- **Figure record extracts**:
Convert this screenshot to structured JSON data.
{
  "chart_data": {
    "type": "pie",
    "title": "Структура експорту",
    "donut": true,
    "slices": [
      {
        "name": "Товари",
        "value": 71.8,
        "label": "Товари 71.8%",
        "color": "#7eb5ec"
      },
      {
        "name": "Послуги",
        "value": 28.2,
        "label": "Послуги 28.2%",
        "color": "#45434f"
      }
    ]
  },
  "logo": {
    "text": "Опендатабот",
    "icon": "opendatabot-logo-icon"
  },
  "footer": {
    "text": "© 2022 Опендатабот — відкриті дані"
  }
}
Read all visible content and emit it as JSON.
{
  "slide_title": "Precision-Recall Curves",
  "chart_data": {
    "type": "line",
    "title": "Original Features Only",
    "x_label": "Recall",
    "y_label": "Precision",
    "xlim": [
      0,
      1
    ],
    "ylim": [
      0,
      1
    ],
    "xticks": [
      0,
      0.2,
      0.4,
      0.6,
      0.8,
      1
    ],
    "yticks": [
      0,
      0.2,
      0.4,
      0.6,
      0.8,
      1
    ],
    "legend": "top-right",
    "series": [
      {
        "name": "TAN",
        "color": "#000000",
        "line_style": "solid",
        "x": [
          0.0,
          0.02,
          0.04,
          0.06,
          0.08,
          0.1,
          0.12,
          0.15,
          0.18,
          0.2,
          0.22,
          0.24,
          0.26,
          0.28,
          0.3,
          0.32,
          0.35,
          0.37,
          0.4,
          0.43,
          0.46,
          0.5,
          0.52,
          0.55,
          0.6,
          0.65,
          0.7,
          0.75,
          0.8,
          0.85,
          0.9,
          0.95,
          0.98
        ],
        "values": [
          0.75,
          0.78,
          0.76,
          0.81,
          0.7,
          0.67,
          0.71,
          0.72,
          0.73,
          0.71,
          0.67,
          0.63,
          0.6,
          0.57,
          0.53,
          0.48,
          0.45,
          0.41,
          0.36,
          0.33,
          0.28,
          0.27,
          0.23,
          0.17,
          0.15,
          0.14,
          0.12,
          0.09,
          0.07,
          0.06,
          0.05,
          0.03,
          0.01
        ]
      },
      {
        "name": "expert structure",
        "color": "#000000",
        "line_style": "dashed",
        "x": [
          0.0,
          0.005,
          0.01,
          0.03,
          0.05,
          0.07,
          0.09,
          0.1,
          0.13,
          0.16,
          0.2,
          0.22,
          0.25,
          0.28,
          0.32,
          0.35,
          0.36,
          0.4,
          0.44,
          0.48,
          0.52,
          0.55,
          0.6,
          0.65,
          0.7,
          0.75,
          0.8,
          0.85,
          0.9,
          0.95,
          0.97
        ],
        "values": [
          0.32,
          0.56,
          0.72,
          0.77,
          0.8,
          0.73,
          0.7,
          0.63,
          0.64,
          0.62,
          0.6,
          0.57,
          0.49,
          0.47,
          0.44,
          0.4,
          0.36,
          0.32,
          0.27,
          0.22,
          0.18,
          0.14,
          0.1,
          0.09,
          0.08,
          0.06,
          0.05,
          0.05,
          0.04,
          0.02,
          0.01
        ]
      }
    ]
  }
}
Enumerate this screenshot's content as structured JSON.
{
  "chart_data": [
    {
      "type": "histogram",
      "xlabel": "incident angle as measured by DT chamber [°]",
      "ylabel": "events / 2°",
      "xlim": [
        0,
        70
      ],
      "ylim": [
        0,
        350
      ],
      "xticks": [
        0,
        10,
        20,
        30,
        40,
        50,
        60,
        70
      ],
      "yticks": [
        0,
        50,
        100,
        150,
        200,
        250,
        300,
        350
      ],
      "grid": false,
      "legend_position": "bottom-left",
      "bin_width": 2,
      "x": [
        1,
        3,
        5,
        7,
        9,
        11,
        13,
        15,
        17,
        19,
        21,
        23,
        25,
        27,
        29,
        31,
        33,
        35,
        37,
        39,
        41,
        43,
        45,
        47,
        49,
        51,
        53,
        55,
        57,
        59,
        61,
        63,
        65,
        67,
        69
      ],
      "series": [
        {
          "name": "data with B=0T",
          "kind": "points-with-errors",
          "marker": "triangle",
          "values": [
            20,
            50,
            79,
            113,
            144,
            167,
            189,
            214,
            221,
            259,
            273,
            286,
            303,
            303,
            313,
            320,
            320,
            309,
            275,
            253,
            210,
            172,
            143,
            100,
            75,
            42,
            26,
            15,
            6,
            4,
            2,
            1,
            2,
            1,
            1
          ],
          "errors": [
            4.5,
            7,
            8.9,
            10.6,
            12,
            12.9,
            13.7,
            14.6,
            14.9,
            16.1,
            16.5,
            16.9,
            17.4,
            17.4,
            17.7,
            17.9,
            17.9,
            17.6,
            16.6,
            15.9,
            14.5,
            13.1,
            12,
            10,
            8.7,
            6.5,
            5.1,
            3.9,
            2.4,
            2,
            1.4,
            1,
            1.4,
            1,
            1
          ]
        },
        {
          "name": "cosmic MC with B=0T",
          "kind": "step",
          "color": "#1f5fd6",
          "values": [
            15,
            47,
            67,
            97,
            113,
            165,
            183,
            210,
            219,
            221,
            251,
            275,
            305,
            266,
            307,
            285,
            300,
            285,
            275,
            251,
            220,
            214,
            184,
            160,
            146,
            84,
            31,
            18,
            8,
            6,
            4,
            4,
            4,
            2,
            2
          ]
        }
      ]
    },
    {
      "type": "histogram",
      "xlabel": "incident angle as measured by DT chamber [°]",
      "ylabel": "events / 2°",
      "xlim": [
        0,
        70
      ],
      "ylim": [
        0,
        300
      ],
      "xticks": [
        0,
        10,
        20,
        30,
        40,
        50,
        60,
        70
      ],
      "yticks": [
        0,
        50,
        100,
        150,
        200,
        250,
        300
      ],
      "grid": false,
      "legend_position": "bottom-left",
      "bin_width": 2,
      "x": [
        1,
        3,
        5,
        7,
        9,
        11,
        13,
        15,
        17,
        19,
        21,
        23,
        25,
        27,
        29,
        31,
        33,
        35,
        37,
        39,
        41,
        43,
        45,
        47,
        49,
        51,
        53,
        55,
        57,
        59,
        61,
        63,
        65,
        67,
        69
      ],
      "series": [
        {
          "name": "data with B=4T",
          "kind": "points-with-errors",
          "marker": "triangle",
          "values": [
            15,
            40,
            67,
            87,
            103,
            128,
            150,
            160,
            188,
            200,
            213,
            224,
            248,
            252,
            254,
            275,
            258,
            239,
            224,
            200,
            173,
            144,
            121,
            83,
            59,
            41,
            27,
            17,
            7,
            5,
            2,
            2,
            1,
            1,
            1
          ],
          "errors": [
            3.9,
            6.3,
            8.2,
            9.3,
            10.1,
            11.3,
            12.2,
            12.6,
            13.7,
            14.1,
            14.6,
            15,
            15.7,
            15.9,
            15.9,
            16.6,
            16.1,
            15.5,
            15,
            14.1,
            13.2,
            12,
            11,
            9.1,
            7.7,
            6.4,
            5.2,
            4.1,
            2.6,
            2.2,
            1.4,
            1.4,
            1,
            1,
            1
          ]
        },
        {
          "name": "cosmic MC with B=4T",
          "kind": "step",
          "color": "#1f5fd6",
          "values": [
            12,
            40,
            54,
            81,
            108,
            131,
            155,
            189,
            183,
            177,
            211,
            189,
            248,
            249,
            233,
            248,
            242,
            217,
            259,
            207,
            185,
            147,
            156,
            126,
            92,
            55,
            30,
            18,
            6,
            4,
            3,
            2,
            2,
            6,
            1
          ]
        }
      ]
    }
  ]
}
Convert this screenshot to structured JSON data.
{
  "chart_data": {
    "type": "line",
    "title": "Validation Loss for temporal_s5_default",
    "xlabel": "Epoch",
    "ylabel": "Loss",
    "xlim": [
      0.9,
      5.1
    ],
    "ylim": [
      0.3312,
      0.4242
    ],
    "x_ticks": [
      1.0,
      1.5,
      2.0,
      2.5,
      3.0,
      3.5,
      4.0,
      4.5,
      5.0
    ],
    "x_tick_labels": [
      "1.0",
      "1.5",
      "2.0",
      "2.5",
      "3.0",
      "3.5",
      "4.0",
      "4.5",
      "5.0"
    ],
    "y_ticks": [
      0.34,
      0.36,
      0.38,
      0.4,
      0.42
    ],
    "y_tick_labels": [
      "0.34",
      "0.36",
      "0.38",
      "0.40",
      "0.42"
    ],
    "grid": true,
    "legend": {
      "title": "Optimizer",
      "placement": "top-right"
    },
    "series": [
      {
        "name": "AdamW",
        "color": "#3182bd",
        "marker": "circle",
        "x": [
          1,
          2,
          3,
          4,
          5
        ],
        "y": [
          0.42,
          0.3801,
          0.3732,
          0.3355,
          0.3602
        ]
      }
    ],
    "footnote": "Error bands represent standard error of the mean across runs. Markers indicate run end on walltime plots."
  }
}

- **WHAT IS REQUIRED**:
Select and copy every line of the listing with the word "Опендатабот".

- **PROBLEM SOLUTION**:
    "text": "Опендатабот",
    "text": "© 2022 Опендатабот — відкриті дані"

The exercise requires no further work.